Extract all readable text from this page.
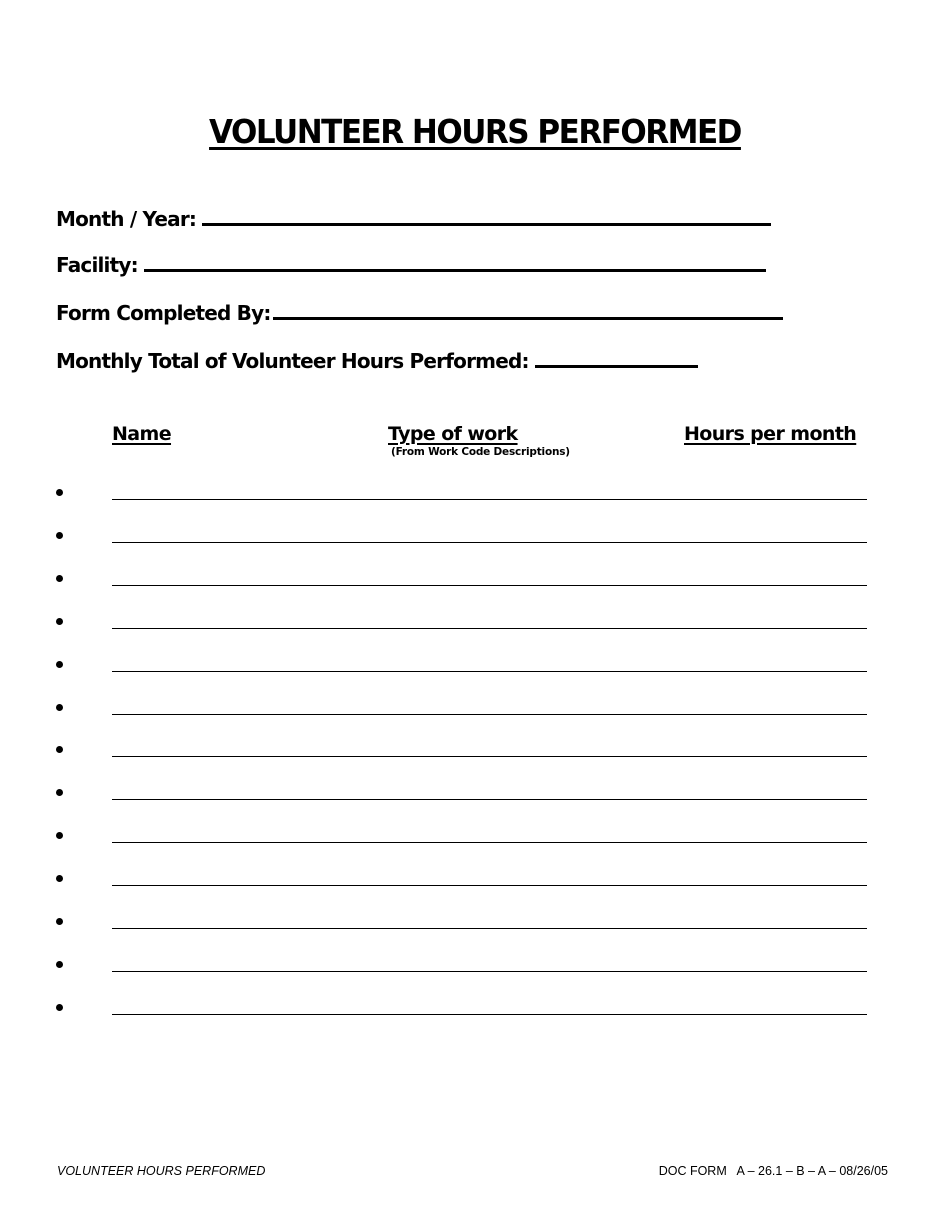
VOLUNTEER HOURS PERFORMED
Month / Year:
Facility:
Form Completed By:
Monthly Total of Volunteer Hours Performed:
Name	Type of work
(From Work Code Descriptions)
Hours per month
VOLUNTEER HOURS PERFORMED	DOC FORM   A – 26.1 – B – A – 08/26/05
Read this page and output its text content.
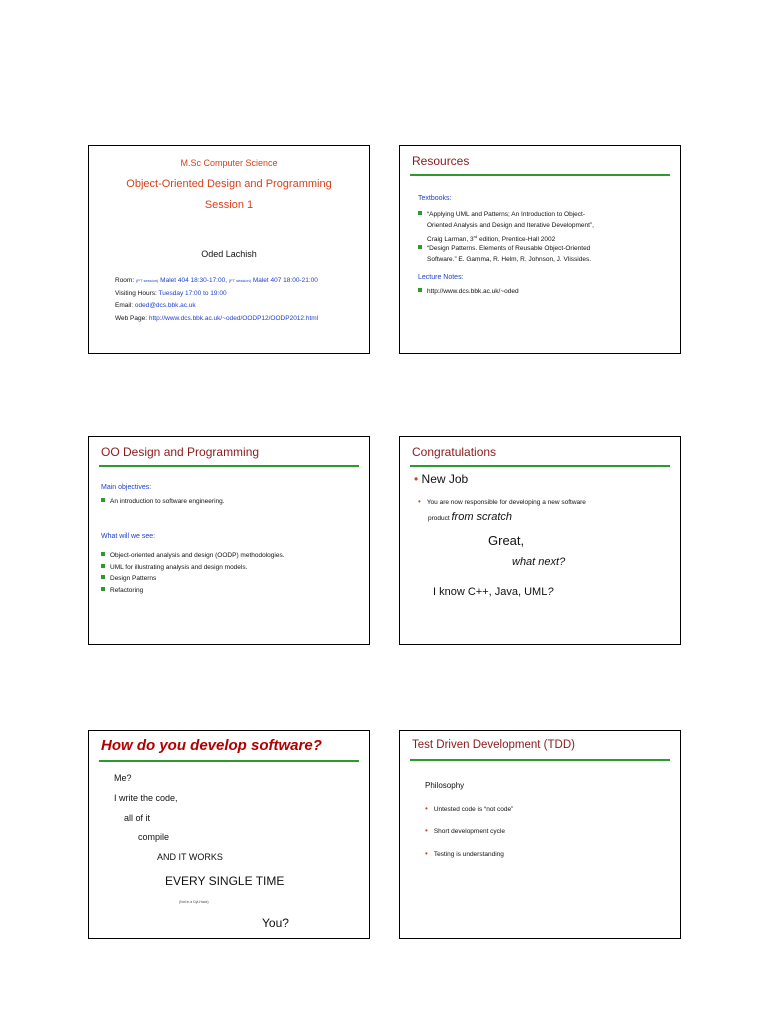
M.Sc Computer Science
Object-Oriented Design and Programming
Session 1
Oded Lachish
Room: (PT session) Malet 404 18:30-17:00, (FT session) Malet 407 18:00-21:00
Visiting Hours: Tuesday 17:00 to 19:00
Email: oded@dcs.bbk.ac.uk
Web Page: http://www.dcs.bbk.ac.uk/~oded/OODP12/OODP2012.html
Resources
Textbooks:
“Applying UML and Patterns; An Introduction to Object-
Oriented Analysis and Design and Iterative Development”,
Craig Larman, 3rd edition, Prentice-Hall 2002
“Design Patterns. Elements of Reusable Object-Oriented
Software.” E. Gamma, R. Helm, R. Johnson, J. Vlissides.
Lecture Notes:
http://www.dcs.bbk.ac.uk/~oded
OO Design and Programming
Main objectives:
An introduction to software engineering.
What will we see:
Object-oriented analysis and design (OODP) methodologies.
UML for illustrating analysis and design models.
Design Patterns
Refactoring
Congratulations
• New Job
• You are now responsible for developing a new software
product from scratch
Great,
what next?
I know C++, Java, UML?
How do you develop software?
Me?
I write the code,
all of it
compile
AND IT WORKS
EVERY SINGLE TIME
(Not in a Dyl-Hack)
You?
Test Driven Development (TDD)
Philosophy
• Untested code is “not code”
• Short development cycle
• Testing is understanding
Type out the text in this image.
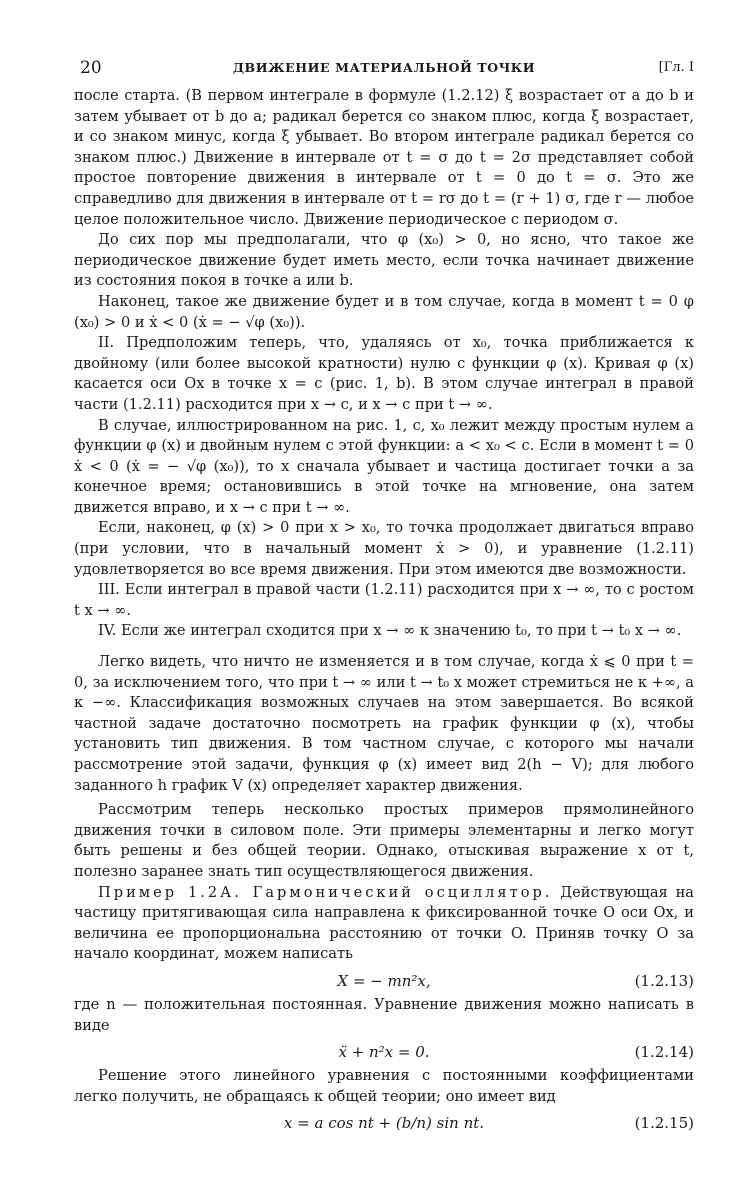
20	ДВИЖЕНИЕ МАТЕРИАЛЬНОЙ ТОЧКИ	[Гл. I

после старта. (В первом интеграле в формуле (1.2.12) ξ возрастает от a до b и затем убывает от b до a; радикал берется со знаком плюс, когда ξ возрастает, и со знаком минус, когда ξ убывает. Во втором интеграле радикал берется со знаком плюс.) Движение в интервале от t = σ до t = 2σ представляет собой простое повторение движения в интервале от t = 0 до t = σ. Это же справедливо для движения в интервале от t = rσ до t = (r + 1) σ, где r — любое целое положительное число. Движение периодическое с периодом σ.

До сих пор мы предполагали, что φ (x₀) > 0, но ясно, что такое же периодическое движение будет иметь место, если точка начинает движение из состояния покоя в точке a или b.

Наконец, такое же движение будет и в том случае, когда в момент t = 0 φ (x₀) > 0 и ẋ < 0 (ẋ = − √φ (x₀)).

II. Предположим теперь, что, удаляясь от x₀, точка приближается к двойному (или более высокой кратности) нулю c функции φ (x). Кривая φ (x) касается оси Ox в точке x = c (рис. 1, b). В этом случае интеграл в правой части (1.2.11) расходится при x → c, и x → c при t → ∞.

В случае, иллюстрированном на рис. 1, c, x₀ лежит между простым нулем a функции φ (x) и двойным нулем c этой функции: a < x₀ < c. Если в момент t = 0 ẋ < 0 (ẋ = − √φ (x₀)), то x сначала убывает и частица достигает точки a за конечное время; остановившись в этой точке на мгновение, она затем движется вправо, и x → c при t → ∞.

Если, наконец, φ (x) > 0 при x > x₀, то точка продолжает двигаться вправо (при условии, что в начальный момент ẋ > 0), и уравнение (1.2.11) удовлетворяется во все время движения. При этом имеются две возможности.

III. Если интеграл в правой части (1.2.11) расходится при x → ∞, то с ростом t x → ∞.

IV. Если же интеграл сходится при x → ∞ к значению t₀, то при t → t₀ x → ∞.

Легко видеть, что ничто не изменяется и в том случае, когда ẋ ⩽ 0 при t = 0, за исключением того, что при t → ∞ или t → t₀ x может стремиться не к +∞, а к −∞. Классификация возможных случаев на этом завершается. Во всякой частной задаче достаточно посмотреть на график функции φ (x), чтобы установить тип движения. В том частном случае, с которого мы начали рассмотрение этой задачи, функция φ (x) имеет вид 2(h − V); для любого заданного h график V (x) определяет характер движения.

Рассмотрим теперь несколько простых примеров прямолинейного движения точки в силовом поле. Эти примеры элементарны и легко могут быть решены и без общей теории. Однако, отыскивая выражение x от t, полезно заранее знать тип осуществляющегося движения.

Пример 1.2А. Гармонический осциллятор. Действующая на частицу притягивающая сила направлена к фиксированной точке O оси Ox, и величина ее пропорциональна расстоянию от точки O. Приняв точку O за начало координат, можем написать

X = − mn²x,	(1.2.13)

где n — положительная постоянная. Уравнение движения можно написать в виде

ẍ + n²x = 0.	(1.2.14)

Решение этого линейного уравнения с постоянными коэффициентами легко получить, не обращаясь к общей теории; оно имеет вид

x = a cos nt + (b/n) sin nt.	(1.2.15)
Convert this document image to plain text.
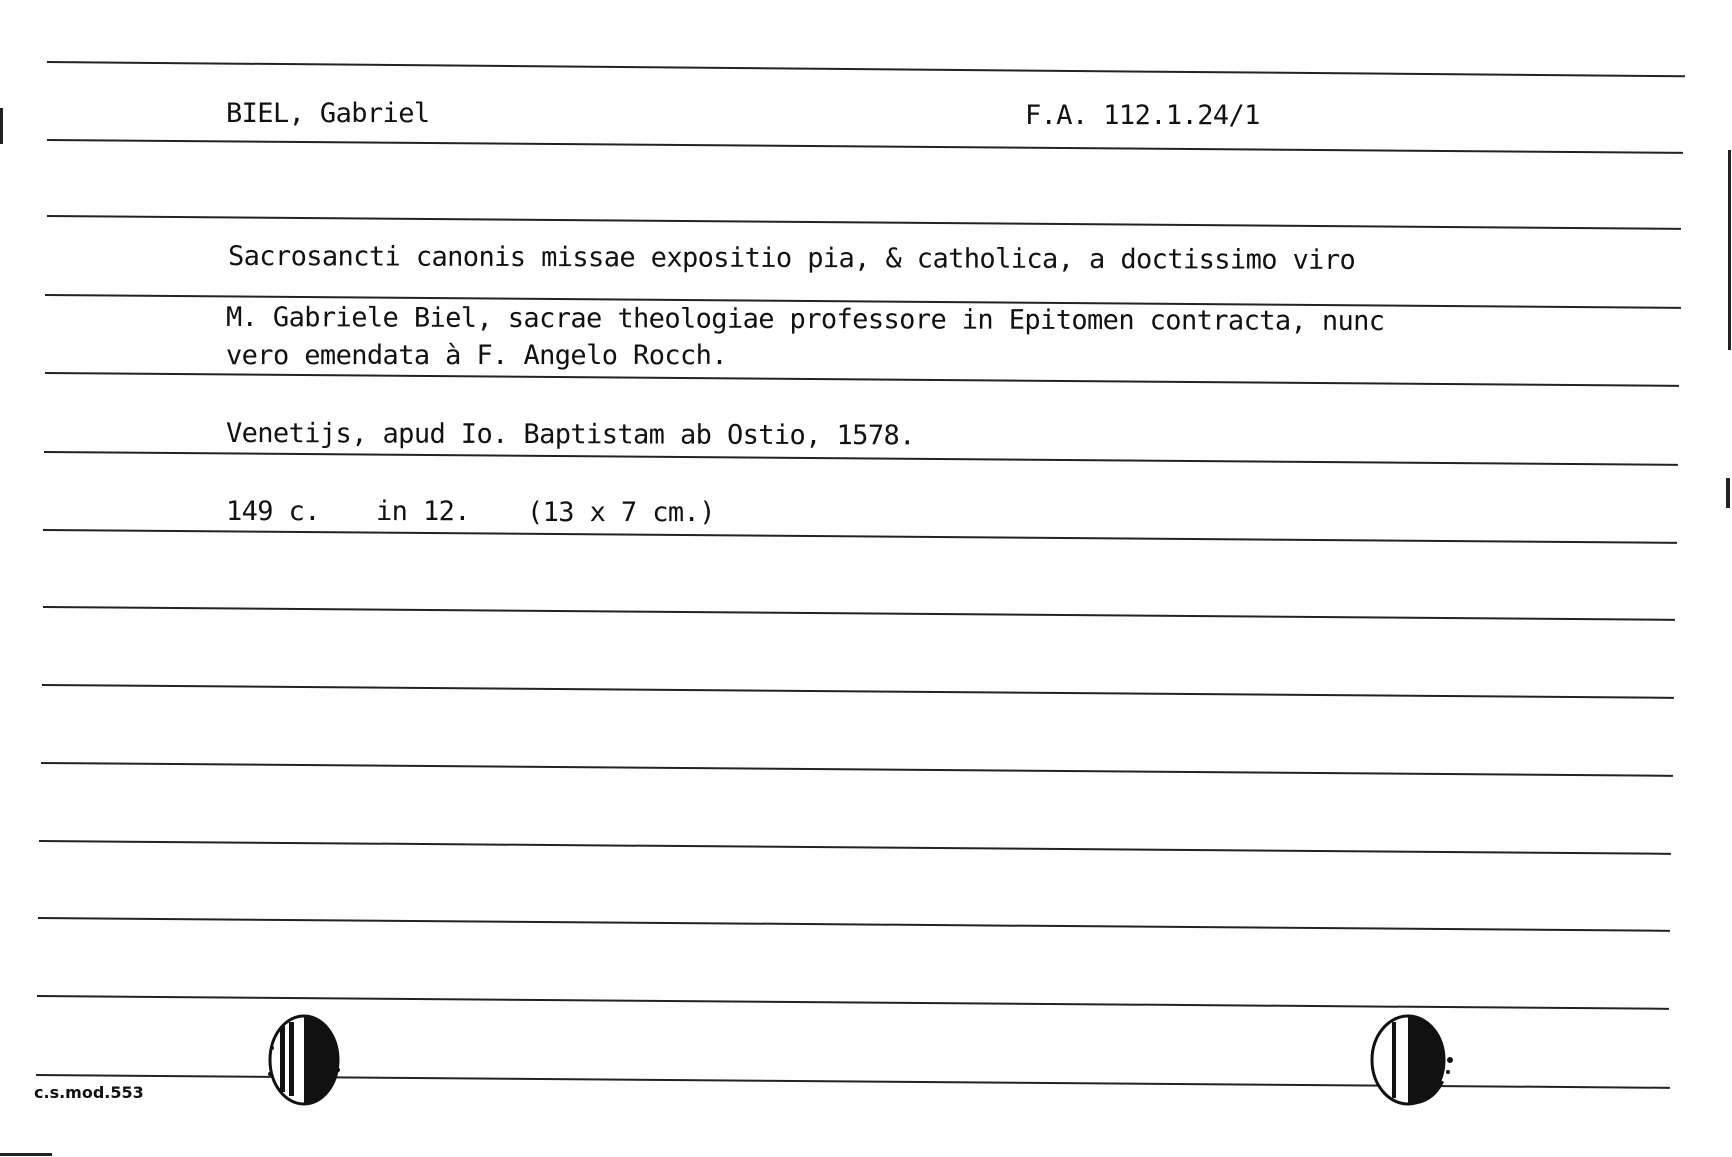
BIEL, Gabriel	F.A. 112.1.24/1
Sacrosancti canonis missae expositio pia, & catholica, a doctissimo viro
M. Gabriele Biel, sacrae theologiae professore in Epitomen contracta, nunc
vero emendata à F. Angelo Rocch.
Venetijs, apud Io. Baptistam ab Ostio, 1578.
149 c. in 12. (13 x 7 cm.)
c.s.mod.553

────────────────────────────────────────

● Task brief: Nothing but the pictures may be dropped; output the records above exactly.

● Task response:
Extract all readable text from this page.
VOLUNTEER HOURS PERFORMED
Month / Year:
Facility:
Form Completed By:
Monthly Total of Volunteer Hours Performed:
Name	Type of work
(From Work Code Descriptions)
Hours per month
VOLUNTEER HOURS PERFORMED	DOC FORM   A – 26.1 – B – A – 08/26/05
Read this page and output its text content.
M.Sc Computer Science
Object-Oriented Design and Programming
Session 1
Oded Lachish
Room: (PT session) Malet 404 18:30-17:00, (FT session) Malet 407 18:00-21:00
Visiting Hours: Tuesday 17:00 to 19:00
Email: oded@dcs.bbk.ac.uk
Web Page: http://www.dcs.bbk.ac.uk/~oded/OODP12/OODP2012.html
Resources
Textbooks:
“Applying UML and Patterns; An Introduction to Object-
Oriented Analysis and Design and Iterative Development”,
Craig Larman, 3rd edition, Prentice-Hall 2002
“Design Patterns. Elements of Reusable Object-Oriented
Software.” E. Gamma, R. Helm, R. Johnson, J. Vlissides.
Lecture Notes:
http://www.dcs.bbk.ac.uk/~oded
OO Design and Programming
Main objectives:
An introduction to software engineering.
What will we see:
Object-oriented analysis and design (OODP) methodologies.
UML for illustrating analysis and design models.
Design Patterns
Refactoring
Congratulations
• New Job
• You are now responsible for developing a new software
product from scratch
Great,
what next?
I know C++, Java, UML?
How do you develop software?
Me?
I write the code,
all of it
compile
AND IT WORKS
EVERY SINGLE TIME
(Not in a Dyl-Hack)
You?
Test Driven Development (TDD)
Philosophy
• Untested code is “not code”
• Short development cycle
• Testing is understanding
Type out the text in this image.
20	ДВИЖЕНИЕ МАТЕРИАЛЬНОЙ ТОЧКИ	[Гл. I

после старта. (В первом интеграле в формуле (1.2.12) ξ возрастает от a до b и затем убывает от b до a; радикал берется со знаком плюс, когда ξ возрастает, и со знаком минус, когда ξ убывает. Во втором интеграле радикал берется со знаком плюс.) Движение в интервале от t = σ до t = 2σ представляет собой простое повторение движения в интервале от t = 0 до t = σ. Это же справедливо для движения в интервале от t = rσ до t = (r + 1) σ, где r — любое целое положительное число. Движение периодическое с периодом σ.

До сих пор мы предполагали, что φ (x₀) > 0, но ясно, что такое же периодическое движение будет иметь место, если точка начинает движение из состояния покоя в точке a или b.

Наконец, такое же движение будет и в том случае, когда в момент t = 0 φ (x₀) > 0 и ẋ < 0 (ẋ = − √φ (x₀)).

II. Предположим теперь, что, удаляясь от x₀, точка приближается к двойному (или более высокой кратности) нулю c функции φ (x). Кривая φ (x) касается оси Ox в точке x = c (рис. 1, b). В этом случае интеграл в правой части (1.2.11) расходится при x → c, и x → c при t → ∞.

В случае, иллюстрированном на рис. 1, c, x₀ лежит между простым нулем a функции φ (x) и двойным нулем c этой функции: a < x₀ < c. Если в момент t = 0 ẋ < 0 (ẋ = − √φ (x₀)), то x сначала убывает и частица достигает точки a за конечное время; остановившись в этой точке на мгновение, она затем движется вправо, и x → c при t → ∞.

Если, наконец, φ (x) > 0 при x > x₀, то точка продолжает двигаться вправо (при условии, что в начальный момент ẋ > 0), и уравнение (1.2.11) удовлетворяется во все время движения. При этом имеются две возможности.

III. Если интеграл в правой части (1.2.11) расходится при x → ∞, то с ростом t x → ∞.

IV. Если же интеграл сходится при x → ∞ к значению t₀, то при t → t₀ x → ∞.

Легко видеть, что ничто не изменяется и в том случае, когда ẋ ⩽ 0 при t = 0, за исключением того, что при t → ∞ или t → t₀ x может стремиться не к +∞, а к −∞. Классификация возможных случаев на этом завершается. Во всякой частной задаче достаточно посмотреть на график функции φ (x), чтобы установить тип движения. В том частном случае, с которого мы начали рассмотрение этой задачи, функция φ (x) имеет вид 2(h − V); для любого заданного h график V (x) определяет характер движения.

Рассмотрим теперь несколько простых примеров прямолинейного движения точки в силовом поле. Эти примеры элементарны и легко могут быть решены и без общей теории. Однако, отыскивая выражение x от t, полезно заранее знать тип осуществляющегося движения.

Пример 1.2А. Гармонический осциллятор. Действующая на частицу притягивающая сила направлена к фиксированной точке O оси Ox, и величина ее пропорциональна расстоянию от точки O. Приняв точку O за начало координат, можем написать

X = − mn²x,	(1.2.13)

где n — положительная постоянная. Уравнение движения можно написать в виде

ẍ + n²x = 0.	(1.2.14)

Решение этого линейного уравнения с постоянными коэффициентами легко получить, не обращаясь к общей теории; оно имеет вид

x = a cos nt + (b/n) sin nt.	(1.2.15)
Convert this document image to plain text.
BIEL, Gabriel	F.A. 112.1.24/1
Sacrosancti canonis missae expositio pia, & catholica, a doctissimo viro
M. Gabriele Biel, sacrae theologiae professore in Epitomen contracta, nunc
vero emendata à F. Angelo Rocch.
Venetijs, apud Io. Baptistam ab Ostio, 1578.
149 c. in 12. (13 x 7 cm.)
c.s.mod.553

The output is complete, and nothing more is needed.